→ **TASK INSTRUCTIONS**: Count how many lines of the material contain the string "south", then give that number and nothing more.

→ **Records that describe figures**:

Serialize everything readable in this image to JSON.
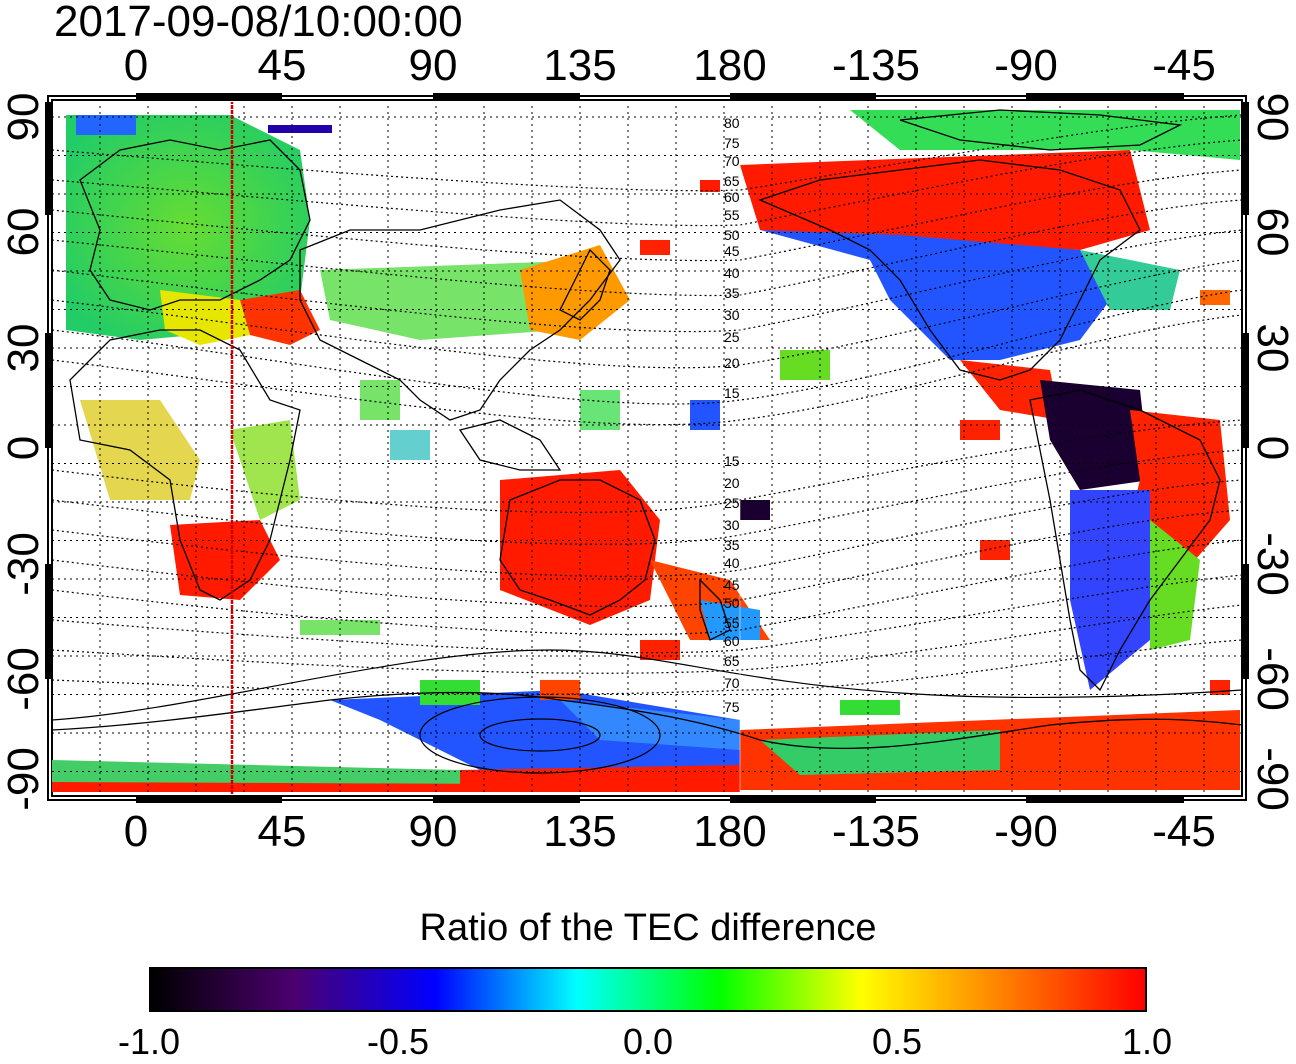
{
  "title": "2017-09-08/10:00:00",
  "x_ticks": [
    "0",
    "45",
    "90",
    "135",
    "180",
    "-135",
    "-90",
    "-45"
  ],
  "y_ticks": [
    "90",
    "60",
    "30",
    "0",
    "-30",
    "-60",
    "-90"
  ],
  "contour_labels": [
    "80",
    "75",
    "70",
    "65",
    "60",
    "55",
    "50",
    "45",
    "40",
    "35",
    "30",
    "25",
    "20",
    "15",
    "15",
    "20",
    "25",
    "30",
    "35",
    "40",
    "45",
    "50",
    "55",
    "60",
    "65",
    "70",
    "75"
  ],
  "colorbar": {
    "label": "Ratio of the TEC difference",
    "ticks": [
      "-1.0",
      "-0.5",
      "0.0",
      "0.5",
      "1.0"
    ],
    "stops": [
      "#000000",
      "#4b006e",
      "#0000ff",
      "#00ffff",
      "#00ff00",
      "#ffff00",
      "#ff8000",
      "#ff0000"
    ]
  },
  "marker_longitude": 30,
  "colors": {
    "frame": "#000000",
    "marker": "#cc0000",
    "coast": "#000000",
    "grid": "#000000"
  },
  "regions": [
    {
      "name": "europe-green",
      "color": "#33dd33"
    },
    {
      "name": "north-america-blue",
      "color": "#2255ff"
    },
    {
      "name": "canada-red",
      "color": "#ff1a00"
    },
    {
      "name": "australia-red",
      "color": "#ff1a00"
    },
    {
      "name": "south-africa-red",
      "color": "#ff1a00"
    },
    {
      "name": "south-america-mixed",
      "color": "#ff2200"
    },
    {
      "name": "antarctica-red",
      "color": "#ff1a00"
    }
  ]
}
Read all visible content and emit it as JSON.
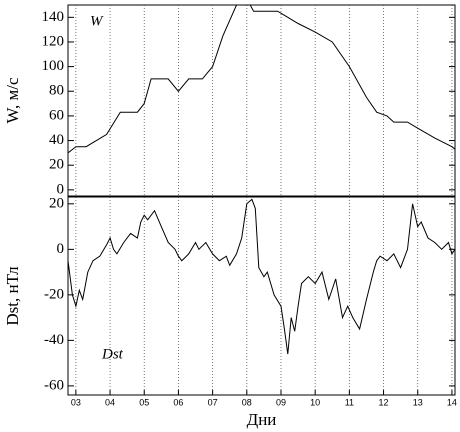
{
  "chart_data": [
    {
      "type": "line",
      "annotation": "W",
      "ylabel": "W, м/с",
      "color": "#000000",
      "x": [
        2.77,
        3.0,
        3.3,
        3.9,
        4.3,
        4.8,
        5.0,
        5.2,
        5.7,
        6.0,
        6.3,
        6.7,
        7.0,
        7.3,
        7.7,
        8.1,
        8.2,
        8.9,
        9.2,
        9.5,
        10.0,
        10.5,
        11.0,
        11.5,
        11.8,
        12.1,
        12.3,
        12.7,
        13.0,
        13.5,
        14.0,
        14.09
      ],
      "values": [
        30,
        35,
        35,
        45,
        63,
        63,
        70,
        90,
        90,
        80,
        90,
        90,
        100,
        125,
        150,
        150,
        145,
        145,
        140,
        135,
        128,
        120,
        100,
        75,
        63,
        60,
        55,
        55,
        50,
        42,
        35,
        33
      ],
      "xlim": [
        2.77,
        14.09
      ],
      "xticks": [
        3,
        4,
        5,
        6,
        7,
        8,
        9,
        10,
        11,
        12,
        13,
        14
      ],
      "ylim": [
        -5,
        150
      ],
      "yticks": [
        0,
        20,
        40,
        60,
        80,
        100,
        120,
        140
      ],
      "grid": "x"
    },
    {
      "type": "line",
      "annotation": "Dst",
      "ylabel": "Dst, нТл",
      "xlabel": "Дни",
      "color": "#000000",
      "x": [
        2.77,
        2.9,
        3.0,
        3.1,
        3.2,
        3.35,
        3.5,
        3.7,
        3.9,
        4.0,
        4.1,
        4.2,
        4.4,
        4.6,
        4.8,
        4.9,
        5.0,
        5.1,
        5.3,
        5.5,
        5.7,
        5.9,
        6.0,
        6.1,
        6.3,
        6.5,
        6.6,
        6.8,
        7.0,
        7.2,
        7.4,
        7.5,
        7.7,
        7.85,
        8.0,
        8.15,
        8.25,
        8.35,
        8.5,
        8.6,
        8.8,
        9.0,
        9.1,
        9.2,
        9.3,
        9.4,
        9.5,
        9.6,
        9.8,
        10.0,
        10.2,
        10.4,
        10.6,
        10.8,
        10.95,
        11.1,
        11.3,
        11.5,
        11.7,
        11.8,
        11.9,
        12.1,
        12.3,
        12.5,
        12.7,
        12.85,
        13.0,
        13.1,
        13.3,
        13.5,
        13.7,
        13.9,
        14.0,
        14.09
      ],
      "values": [
        -5,
        -20,
        -25,
        -18,
        -22,
        -10,
        -5,
        -3,
        2,
        5,
        0,
        -2,
        3,
        7,
        5,
        12,
        15,
        13,
        17,
        10,
        3,
        0,
        -3,
        -5,
        -2,
        3,
        0,
        3,
        -2,
        -5,
        -3,
        -7,
        -2,
        5,
        20,
        22,
        18,
        -8,
        -12,
        -10,
        -20,
        -25,
        -35,
        -46,
        -30,
        -36,
        -25,
        -15,
        -12,
        -15,
        -10,
        -22,
        -13,
        -30,
        -25,
        -30,
        -35,
        -22,
        -10,
        -5,
        -3,
        -5,
        -2,
        -8,
        0,
        20,
        10,
        12,
        5,
        3,
        0,
        3,
        -2,
        0
      ],
      "xlim": [
        2.77,
        14.09
      ],
      "xticks": [
        {
          "value": 3,
          "label": "03"
        },
        {
          "value": 4,
          "label": "04"
        },
        {
          "value": 5,
          "label": "05"
        },
        {
          "value": 6,
          "label": "06"
        },
        {
          "value": 7,
          "label": "07"
        },
        {
          "value": 8,
          "label": "08"
        },
        {
          "value": 9,
          "label": "09"
        },
        {
          "value": 10,
          "label": "10"
        },
        {
          "value": 11,
          "label": "11"
        },
        {
          "value": 12,
          "label": "12"
        },
        {
          "value": 13,
          "label": "13"
        },
        {
          "value": 14,
          "label": "14"
        }
      ],
      "ylim": [
        -64,
        23
      ],
      "yticks": [
        -60,
        -40,
        -20,
        0,
        20
      ],
      "grid": "x"
    }
  ]
}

→ **TASK RESPONSE**: 2